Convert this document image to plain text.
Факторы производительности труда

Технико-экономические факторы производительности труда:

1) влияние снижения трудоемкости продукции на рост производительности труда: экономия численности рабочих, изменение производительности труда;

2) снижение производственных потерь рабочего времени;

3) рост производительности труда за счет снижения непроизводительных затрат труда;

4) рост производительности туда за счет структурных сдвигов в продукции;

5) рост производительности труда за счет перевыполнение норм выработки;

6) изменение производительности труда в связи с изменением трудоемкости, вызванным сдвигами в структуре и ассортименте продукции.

+-------+

_TO BE DONE_.
Everything in the listing above should be restated exactly.

_WRITTEN ANSWER_.
Convert this document image to plain text.
Факторы производительности труда

Технико-экономические факторы производительности труда:

1) влияние снижения трудоемкости продукции на рост производительности труда: экономия численности рабочих, изменение производительности труда;

2) снижение производственных потерь рабочего времени;

3) рост производительности труда за счет снижения непроизводительных затрат труда;

4) рост производительности туда за счет структурных сдвигов в продукции;

5) рост производительности труда за счет перевыполнение норм выработки;

6) изменение производительности труда в связи с изменением трудоемкости, вызванным сдвигами в структуре и ассортименте продукции.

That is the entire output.